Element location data
---
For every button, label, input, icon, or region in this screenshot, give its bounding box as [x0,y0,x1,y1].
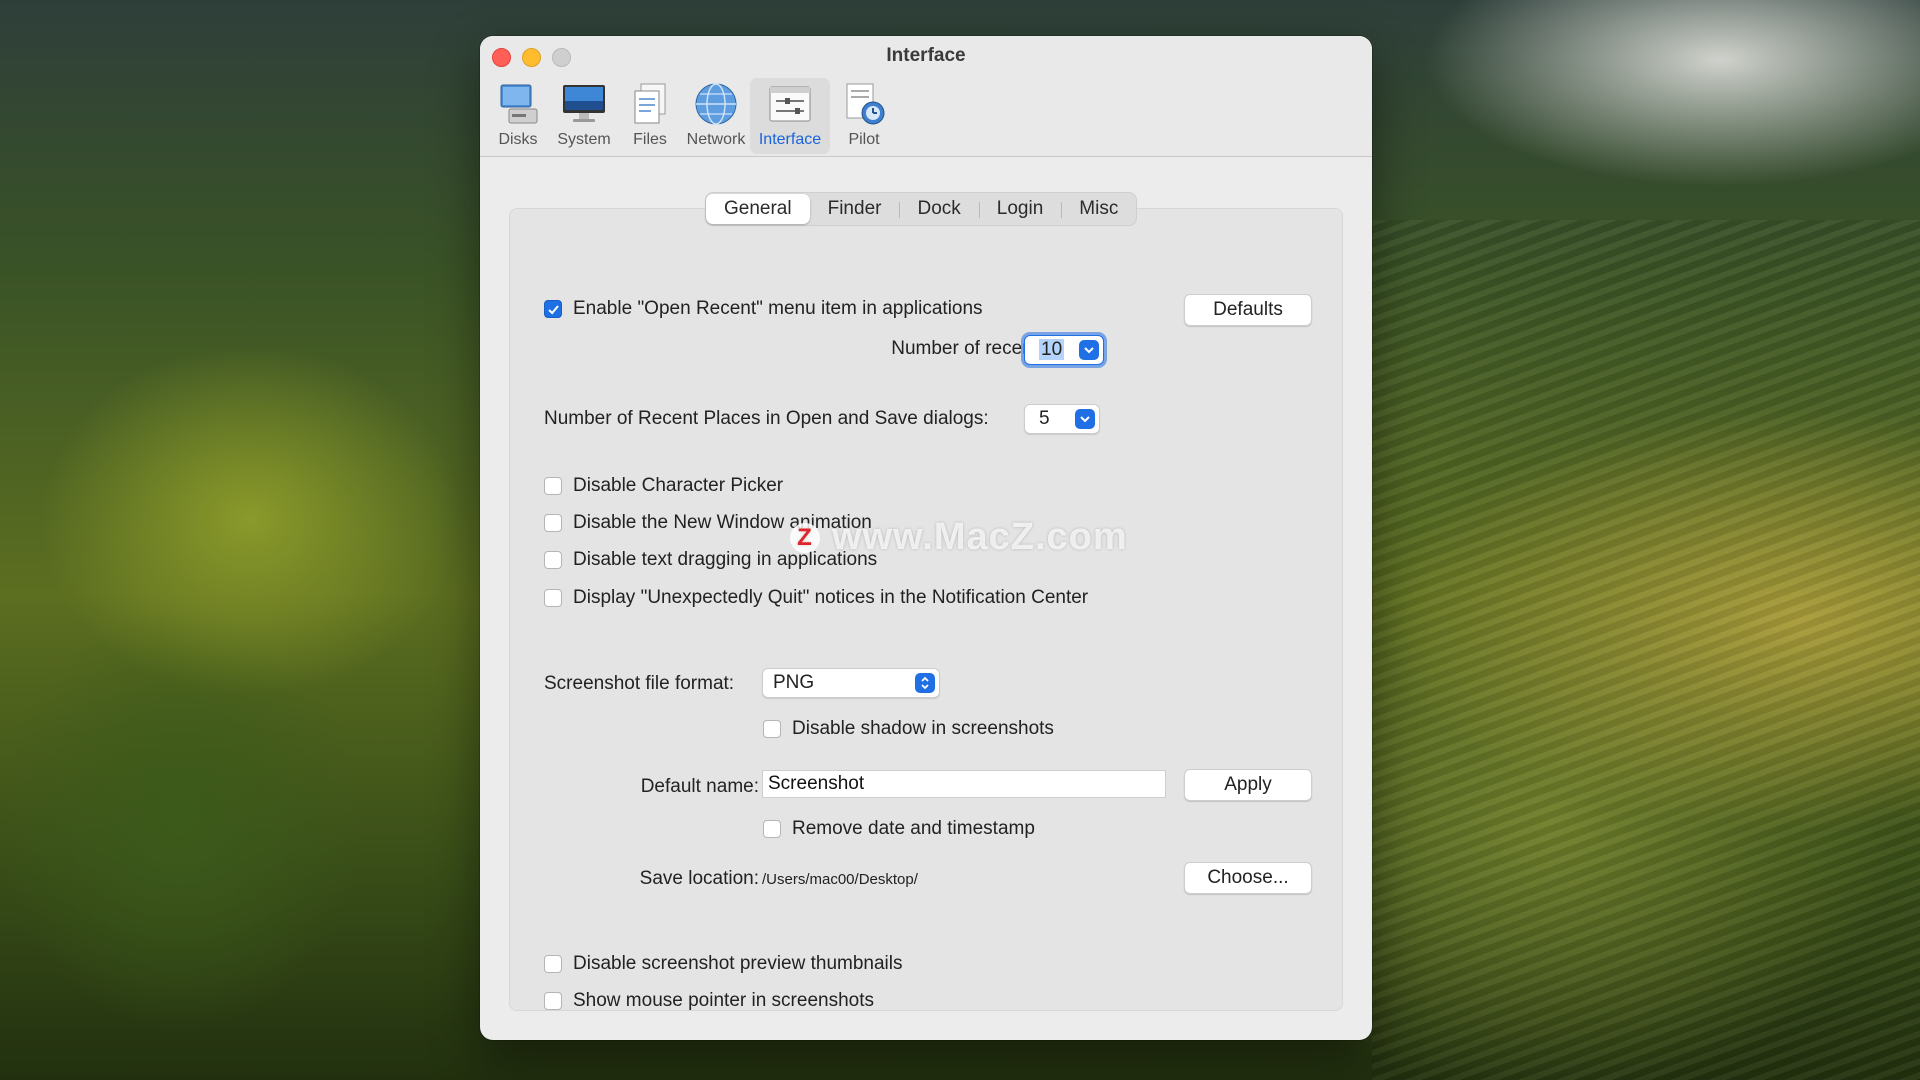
tab-login[interactable]: Login [978,194,1062,224]
toolbar-label: Disks [498,131,538,148]
recent-items-popup[interactable]: 10 [1024,335,1104,365]
save-location-path: /Users/mac00/Desktop/ [762,871,918,888]
screenshot-format-popup[interactable]: PNG [762,668,940,698]
content-area: General Finder Dock Login Misc Enable "O… [480,157,1372,1040]
checkmark-icon [547,304,559,314]
recent-places-label: Number of Recent Places in Open and Save… [544,408,989,429]
choose-button[interactable]: Choose... [1184,862,1312,894]
toolbar-item-pilot[interactable]: Pilot [832,78,896,154]
tab-finder[interactable]: Finder [810,194,900,224]
open-recent-label: Enable "Open Recent" menu item in applic… [573,298,983,319]
default-name-field[interactable]: Screenshot [762,770,1166,798]
checkbox[interactable] [544,514,562,532]
titlebar: Interface Disks System Files Network Int… [480,36,1372,157]
files-icon [634,83,666,124]
tab-general[interactable]: General [706,194,810,224]
recent-places-value: 5 [1039,408,1050,429]
network-icon [695,83,737,125]
pilot-icon [846,83,885,125]
tab-bar: General Finder Dock Login Misc [705,192,1138,226]
toolbar-item-network[interactable]: Network [684,78,748,154]
recent-places-popup[interactable]: 5 [1024,404,1100,434]
checkbox[interactable] [544,477,562,495]
unexpectedly-quit-notices-option[interactable]: Display "Unexpectedly Quit" notices in t… [544,587,1088,609]
toolbar-label: Files [633,131,667,148]
screenshot-format-label: Screenshot file format: [544,673,735,694]
chevron-down-icon [1075,409,1095,429]
screenshot-format-value: PNG [773,672,815,693]
option-label: Remove date and timestamp [792,818,1035,839]
toolbar-item-system[interactable]: System [552,78,616,154]
checkbox[interactable] [544,551,562,569]
watermark-text: www.MacZ.com [832,516,1128,558]
tab-misc[interactable]: Misc [1061,194,1136,224]
window-title: Interface [886,45,966,66]
toolbar: Disks System Files Network Interface Pil… [486,78,898,154]
disable-preview-thumbnails-option[interactable]: Disable screenshot preview thumbnails [544,953,903,975]
apply-button[interactable]: Apply [1184,769,1312,801]
watermark: Z www.MacZ.com [790,516,1128,559]
toolbar-label: Network [686,131,746,148]
recent-items-value: 10 [1039,339,1065,360]
tab-dock[interactable]: Dock [899,194,978,224]
up-down-chevron-icon [915,673,935,693]
open-recent-checkbox[interactable] [544,300,562,318]
checkbox[interactable] [544,955,562,973]
option-label: Disable screenshot preview thumbnails [573,953,903,974]
desktop-wallpaper [1372,220,1920,1080]
system-icon [563,85,605,122]
save-location-label: Save location: [639,868,759,889]
remove-date-option[interactable]: Remove date and timestamp [763,818,1035,840]
default-name-label: Default name: [640,776,759,797]
toolbar-label: Interface [758,131,822,148]
toolbar-label: System [557,131,611,148]
chevron-down-icon [1079,340,1099,360]
option-label: Disable shadow in screenshots [792,718,1054,739]
watermark-logo: Z [790,522,820,553]
option-label: Display "Unexpectedly Quit" notices in t… [573,587,1089,608]
checkbox[interactable] [763,720,781,738]
open-recent-option[interactable]: Enable "Open Recent" menu item in applic… [544,298,983,320]
option-label: Disable Character Picker [573,475,784,496]
toolbar-item-files[interactable]: Files [618,78,682,154]
toolbar-item-interface[interactable]: Interface [750,78,830,154]
checkbox[interactable] [544,589,562,607]
show-mouse-pointer-option[interactable]: Show mouse pointer in screenshots [544,990,874,1012]
toolbar-label: Pilot [848,131,880,148]
toolbar-item-disks[interactable]: Disks [486,78,550,154]
option-label: Show mouse pointer in screenshots [573,990,874,1011]
disable-shadow-option[interactable]: Disable shadow in screenshots [763,718,1054,740]
defaults-button[interactable]: Defaults [1184,294,1312,326]
checkbox[interactable] [763,820,781,838]
disable-character-picker-option[interactable]: Disable Character Picker [544,475,783,497]
disks-icon [500,84,538,124]
checkbox[interactable] [544,992,562,1010]
interface-icon [769,86,811,122]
---
Copy the data above word for word, leaving out the picture.

- _RESPONSE_:
For every button, label, input, icon, or region in this screenshot, give its bounding box as [x0,y0,x1,y1].
tab-login[interactable]: Login [978,194,1062,224]
toolbar-label: Disks [498,131,538,148]
recent-items-popup[interactable]: 10 [1024,335,1104,365]
save-location-path: /Users/mac00/Desktop/ [762,871,918,888]
screenshot-format-popup[interactable]: PNG [762,668,940,698]
content-area: General Finder Dock Login Misc Enable "O… [480,157,1372,1040]
checkmark-icon [547,304,559,314]
recent-places-label: Number of Recent Places in Open and Save… [544,408,989,429]
choose-button[interactable]: Choose... [1184,862,1312,894]
toolbar-item-pilot[interactable]: Pilot [832,78,896,154]
tab-finder[interactable]: Finder [810,194,900,224]
open-recent-label: Enable "Open Recent" menu item in applic… [573,298,983,319]
default-name-field[interactable]: Screenshot [762,770,1166,798]
checkbox[interactable] [544,514,562,532]
titlebar: Interface Disks System Files Network Int… [480,36,1372,157]
files-icon [634,83,666,124]
tab-general[interactable]: General [706,194,810,224]
recent-places-value: 5 [1039,408,1050,429]
network-icon [695,83,737,125]
pilot-icon [846,83,885,125]
tab-bar: General Finder Dock Login Misc [705,192,1138,226]
toolbar-item-network[interactable]: Network [684,78,748,154]
recent-places-popup[interactable]: 5 [1024,404,1100,434]
checkbox[interactable] [544,477,562,495]
unexpectedly-quit-notices-option[interactable]: Display "Unexpectedly Quit" notices in t… [544,587,1088,609]
toolbar-label: Files [633,131,667,148]
screenshot-format-label: Screenshot file format: [544,673,735,694]
chevron-down-icon [1075,409,1095,429]
screenshot-format-value: PNG [773,672,815,693]
option-label: Remove date and timestamp [792,818,1035,839]
toolbar-item-system[interactable]: System [552,78,616,154]
checkbox[interactable] [544,551,562,569]
watermark-text: www.MacZ.com [832,516,1128,558]
tab-misc[interactable]: Misc [1061,194,1136,224]
window-title: Interface [886,45,966,66]
toolbar: Disks System Files Network Interface Pil… [486,78,898,154]
disable-preview-thumbnails-option[interactable]: Disable screenshot preview thumbnails [544,953,903,975]
apply-button[interactable]: Apply [1184,769,1312,801]
watermark: Z www.MacZ.com [790,516,1128,559]
toolbar-label: Network [686,131,746,148]
recent-items-value: 10 [1039,339,1065,360]
tab-dock[interactable]: Dock [899,194,978,224]
up-down-chevron-icon [915,673,935,693]
open-recent-checkbox[interactable] [544,300,562,318]
checkbox[interactable] [544,955,562,973]
option-label: Disable screenshot preview thumbnails [573,953,903,974]
desktop-wallpaper [1372,220,1920,1080]
system-icon [563,85,605,122]
save-location-label: Save location: [639,868,759,889]
remove-date-option[interactable]: Remove date and timestamp [763,818,1035,840]
default-name-label: Default name: [640,776,759,797]
toolbar-label: Interface [758,131,822,148]
toolbar-label: System [557,131,611,148]
chevron-down-icon [1079,340,1099,360]
option-label: Disable shadow in screenshots [792,718,1054,739]
watermark-logo: Z [790,522,820,553]
option-label: Display "Unexpectedly Quit" notices in t… [573,587,1089,608]
checkbox[interactable] [763,720,781,738]
open-recent-option[interactable]: Enable "Open Recent" menu item in applic… [544,298,983,320]
option-label: Disable Character Picker [573,475,784,496]
toolbar-item-files[interactable]: Files [618,78,682,154]
toolbar-item-interface[interactable]: Interface [750,78,830,154]
checkbox[interactable] [544,589,562,607]
show-mouse-pointer-option[interactable]: Show mouse pointer in screenshots [544,990,874,1012]
toolbar-label: Pilot [848,131,880,148]
toolbar-item-disks[interactable]: Disks [486,78,550,154]
option-label: Show mouse pointer in screenshots [573,990,874,1011]
disable-shadow-option[interactable]: Disable shadow in screenshots [763,718,1054,740]
defaults-button[interactable]: Defaults [1184,294,1312,326]
checkbox[interactable] [763,820,781,838]
disable-character-picker-option[interactable]: Disable Character Picker [544,475,783,497]
disks-icon [500,84,538,124]
checkbox[interactable] [544,992,562,1010]
interface-icon [769,86,811,122]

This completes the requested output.